----- Material provided

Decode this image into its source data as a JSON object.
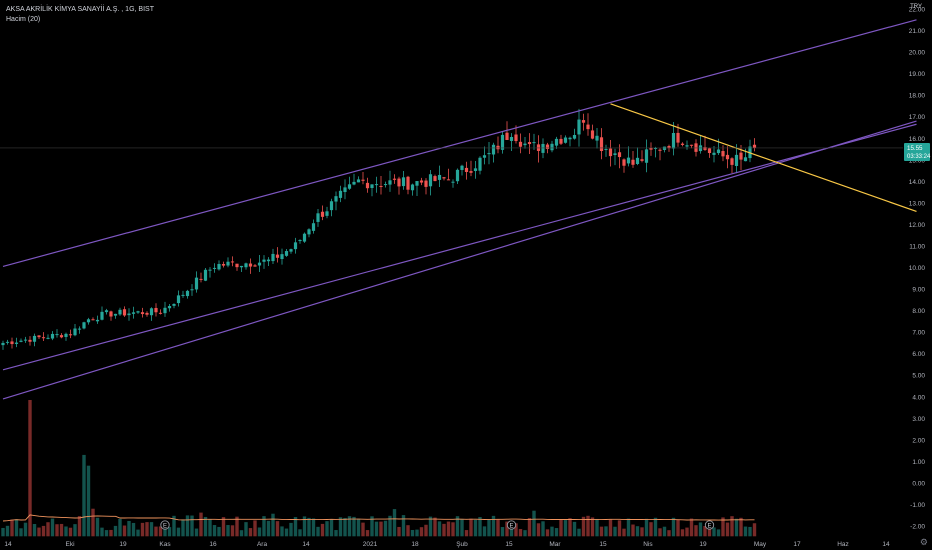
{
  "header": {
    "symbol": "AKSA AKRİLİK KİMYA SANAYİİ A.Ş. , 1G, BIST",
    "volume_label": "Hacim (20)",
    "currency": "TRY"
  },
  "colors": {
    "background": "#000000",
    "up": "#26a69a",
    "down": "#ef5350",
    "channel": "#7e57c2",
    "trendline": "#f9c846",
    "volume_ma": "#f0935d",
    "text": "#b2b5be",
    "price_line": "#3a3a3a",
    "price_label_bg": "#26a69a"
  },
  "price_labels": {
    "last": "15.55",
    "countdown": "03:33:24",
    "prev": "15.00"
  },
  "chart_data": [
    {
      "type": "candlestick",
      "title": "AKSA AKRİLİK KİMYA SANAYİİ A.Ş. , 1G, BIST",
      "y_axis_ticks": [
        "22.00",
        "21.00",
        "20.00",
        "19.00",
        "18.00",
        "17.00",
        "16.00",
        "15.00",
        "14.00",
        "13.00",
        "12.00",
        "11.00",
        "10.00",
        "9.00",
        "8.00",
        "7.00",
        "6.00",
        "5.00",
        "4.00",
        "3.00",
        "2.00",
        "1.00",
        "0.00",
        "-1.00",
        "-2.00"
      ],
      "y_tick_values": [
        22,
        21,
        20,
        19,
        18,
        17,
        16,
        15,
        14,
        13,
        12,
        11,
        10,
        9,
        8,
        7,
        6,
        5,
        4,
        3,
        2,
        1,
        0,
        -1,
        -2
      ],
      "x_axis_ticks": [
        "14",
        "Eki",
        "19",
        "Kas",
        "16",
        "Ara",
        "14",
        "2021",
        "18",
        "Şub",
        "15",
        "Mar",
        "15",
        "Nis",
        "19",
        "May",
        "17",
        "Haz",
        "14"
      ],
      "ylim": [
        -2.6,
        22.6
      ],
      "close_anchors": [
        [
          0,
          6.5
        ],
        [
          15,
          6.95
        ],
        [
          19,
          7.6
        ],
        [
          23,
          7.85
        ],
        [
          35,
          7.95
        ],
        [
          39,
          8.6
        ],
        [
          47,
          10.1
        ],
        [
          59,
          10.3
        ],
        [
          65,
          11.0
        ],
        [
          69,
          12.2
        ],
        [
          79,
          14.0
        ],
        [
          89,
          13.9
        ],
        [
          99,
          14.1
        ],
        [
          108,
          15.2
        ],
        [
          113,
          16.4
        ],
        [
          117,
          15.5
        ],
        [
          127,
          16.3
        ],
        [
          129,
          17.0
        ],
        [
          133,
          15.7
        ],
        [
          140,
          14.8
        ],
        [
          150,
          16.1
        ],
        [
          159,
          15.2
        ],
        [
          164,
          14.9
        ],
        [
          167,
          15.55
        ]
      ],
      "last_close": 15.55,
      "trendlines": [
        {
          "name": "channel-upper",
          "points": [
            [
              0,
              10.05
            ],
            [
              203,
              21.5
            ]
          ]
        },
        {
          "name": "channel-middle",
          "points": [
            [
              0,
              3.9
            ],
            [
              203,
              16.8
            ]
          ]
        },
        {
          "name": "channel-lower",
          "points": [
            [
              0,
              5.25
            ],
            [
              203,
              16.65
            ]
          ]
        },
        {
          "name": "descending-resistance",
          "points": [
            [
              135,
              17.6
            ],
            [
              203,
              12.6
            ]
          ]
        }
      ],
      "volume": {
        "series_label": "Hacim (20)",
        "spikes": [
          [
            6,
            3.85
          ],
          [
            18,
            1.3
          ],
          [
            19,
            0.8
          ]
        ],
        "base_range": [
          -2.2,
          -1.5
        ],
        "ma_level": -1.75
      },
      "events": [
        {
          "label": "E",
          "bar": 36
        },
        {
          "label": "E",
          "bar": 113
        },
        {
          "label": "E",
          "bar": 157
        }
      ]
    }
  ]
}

----------
----- Material provided

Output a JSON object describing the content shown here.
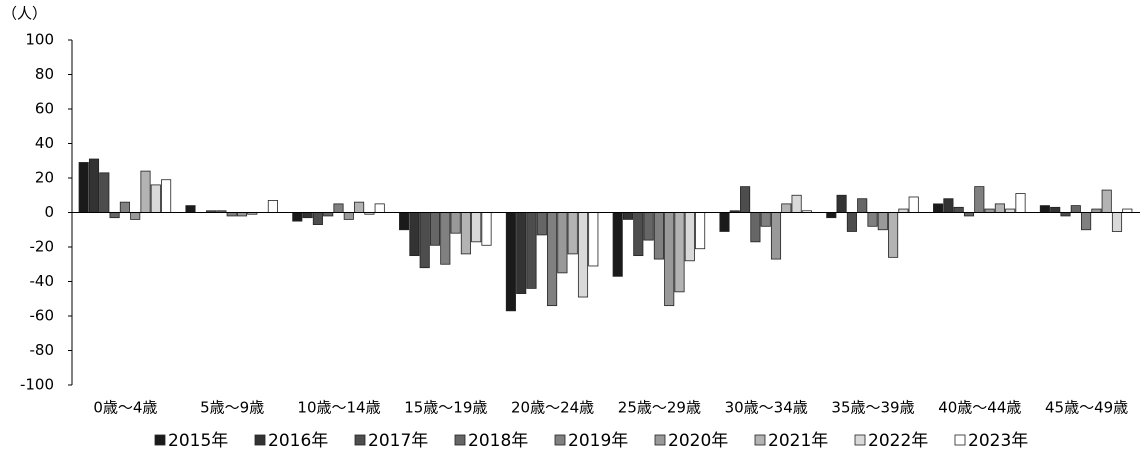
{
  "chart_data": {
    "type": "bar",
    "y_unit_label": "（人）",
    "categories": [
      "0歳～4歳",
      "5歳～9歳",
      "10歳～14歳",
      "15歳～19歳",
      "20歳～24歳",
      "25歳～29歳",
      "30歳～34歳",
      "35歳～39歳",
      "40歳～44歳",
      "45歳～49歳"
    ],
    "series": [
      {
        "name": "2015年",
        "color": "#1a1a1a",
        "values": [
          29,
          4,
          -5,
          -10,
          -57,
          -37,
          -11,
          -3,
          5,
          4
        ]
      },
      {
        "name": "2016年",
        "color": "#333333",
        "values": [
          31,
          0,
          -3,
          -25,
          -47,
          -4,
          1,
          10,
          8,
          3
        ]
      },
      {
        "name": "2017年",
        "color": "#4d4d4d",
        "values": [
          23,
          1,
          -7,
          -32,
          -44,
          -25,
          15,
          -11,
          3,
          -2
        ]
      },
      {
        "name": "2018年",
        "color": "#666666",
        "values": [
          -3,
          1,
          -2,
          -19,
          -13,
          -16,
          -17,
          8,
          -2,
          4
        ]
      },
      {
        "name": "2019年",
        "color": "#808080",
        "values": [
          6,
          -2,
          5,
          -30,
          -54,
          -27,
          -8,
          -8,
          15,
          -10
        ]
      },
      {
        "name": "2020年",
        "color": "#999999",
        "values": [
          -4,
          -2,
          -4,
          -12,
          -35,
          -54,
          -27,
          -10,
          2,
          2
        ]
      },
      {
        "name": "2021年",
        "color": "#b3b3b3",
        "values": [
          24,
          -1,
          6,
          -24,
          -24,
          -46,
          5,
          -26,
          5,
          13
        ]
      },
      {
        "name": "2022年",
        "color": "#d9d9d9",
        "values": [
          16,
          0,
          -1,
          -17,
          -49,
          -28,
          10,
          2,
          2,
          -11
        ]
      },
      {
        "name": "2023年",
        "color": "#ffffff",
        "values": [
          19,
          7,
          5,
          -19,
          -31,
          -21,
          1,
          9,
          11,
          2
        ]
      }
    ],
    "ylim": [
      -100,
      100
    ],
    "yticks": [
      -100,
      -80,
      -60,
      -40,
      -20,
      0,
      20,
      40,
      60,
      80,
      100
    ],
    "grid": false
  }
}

----------
----- Material provided

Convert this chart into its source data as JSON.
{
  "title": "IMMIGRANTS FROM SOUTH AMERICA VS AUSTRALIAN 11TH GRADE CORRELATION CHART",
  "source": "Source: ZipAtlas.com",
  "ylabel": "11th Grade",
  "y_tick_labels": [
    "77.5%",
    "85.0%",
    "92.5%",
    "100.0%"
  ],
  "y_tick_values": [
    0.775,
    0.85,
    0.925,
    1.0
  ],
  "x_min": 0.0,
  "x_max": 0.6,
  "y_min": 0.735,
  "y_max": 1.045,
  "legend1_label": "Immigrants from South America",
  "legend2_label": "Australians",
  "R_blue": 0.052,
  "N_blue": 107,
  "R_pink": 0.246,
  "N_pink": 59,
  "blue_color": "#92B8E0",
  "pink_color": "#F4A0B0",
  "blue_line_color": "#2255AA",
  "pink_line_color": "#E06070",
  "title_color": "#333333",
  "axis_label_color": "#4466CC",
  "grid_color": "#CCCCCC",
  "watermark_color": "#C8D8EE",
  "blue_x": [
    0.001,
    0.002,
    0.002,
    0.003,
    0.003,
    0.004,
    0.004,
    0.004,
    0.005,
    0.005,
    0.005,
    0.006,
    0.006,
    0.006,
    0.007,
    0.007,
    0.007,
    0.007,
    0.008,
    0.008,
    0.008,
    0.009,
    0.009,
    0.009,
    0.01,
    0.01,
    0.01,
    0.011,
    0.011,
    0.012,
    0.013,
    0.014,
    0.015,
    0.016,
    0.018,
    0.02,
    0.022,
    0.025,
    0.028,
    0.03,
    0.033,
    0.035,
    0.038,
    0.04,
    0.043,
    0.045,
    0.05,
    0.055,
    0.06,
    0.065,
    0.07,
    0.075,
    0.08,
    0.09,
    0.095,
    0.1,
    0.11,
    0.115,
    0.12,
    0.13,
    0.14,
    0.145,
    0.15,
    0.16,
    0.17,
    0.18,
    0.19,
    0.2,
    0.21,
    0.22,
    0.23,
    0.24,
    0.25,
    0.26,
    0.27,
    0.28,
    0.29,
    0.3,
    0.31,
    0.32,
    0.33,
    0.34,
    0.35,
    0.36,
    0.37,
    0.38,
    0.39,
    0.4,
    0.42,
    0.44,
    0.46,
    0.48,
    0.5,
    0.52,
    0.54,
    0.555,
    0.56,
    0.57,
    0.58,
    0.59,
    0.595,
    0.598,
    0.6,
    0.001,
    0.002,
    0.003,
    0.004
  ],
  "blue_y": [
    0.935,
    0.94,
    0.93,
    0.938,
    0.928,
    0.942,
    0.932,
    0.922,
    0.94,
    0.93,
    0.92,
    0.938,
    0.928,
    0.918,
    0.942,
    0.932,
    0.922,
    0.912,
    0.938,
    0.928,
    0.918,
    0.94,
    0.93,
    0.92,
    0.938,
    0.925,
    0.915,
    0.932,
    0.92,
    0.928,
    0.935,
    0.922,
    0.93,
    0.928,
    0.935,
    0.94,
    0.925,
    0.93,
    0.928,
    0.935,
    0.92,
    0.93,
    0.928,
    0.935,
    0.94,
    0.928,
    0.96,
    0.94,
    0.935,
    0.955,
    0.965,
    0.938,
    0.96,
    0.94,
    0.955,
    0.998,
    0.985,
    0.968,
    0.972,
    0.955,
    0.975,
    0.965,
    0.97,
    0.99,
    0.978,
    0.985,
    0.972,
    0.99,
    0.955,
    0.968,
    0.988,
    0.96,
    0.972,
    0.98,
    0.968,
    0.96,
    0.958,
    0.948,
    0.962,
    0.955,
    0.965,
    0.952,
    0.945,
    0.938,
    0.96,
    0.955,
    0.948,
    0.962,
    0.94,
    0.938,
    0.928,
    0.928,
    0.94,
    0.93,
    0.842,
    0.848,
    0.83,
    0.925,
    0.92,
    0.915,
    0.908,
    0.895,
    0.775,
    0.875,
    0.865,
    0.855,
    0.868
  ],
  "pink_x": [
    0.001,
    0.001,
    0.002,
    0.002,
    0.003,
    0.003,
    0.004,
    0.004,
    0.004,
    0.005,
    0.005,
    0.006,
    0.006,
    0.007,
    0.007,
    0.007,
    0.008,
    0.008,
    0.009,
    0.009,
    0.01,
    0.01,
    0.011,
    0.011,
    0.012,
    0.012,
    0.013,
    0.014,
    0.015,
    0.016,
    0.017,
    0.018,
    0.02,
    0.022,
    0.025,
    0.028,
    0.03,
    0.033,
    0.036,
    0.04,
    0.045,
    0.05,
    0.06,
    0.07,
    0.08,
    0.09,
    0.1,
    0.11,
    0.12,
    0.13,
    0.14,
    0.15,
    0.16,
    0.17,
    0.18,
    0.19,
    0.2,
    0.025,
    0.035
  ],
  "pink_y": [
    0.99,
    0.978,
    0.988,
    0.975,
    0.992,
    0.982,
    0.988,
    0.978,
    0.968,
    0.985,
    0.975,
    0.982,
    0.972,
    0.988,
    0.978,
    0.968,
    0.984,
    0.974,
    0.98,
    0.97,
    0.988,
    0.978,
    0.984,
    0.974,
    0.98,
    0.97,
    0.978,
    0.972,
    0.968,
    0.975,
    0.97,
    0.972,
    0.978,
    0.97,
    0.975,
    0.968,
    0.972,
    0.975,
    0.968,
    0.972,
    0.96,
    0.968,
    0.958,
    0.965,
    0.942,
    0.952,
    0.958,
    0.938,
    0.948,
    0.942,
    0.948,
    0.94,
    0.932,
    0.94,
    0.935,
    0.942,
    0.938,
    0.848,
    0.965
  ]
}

----------

# What to work on:
Pull every line containing "BIST" from the material above.

# Result:
    "symbol": "AKSA AKRİLİK KİMYA SANAYİİ A.Ş. , 1G, BIST",
      "title": "AKSA AKRİLİK KİMYA SANAYİİ A.Ş. , 1G, BIST",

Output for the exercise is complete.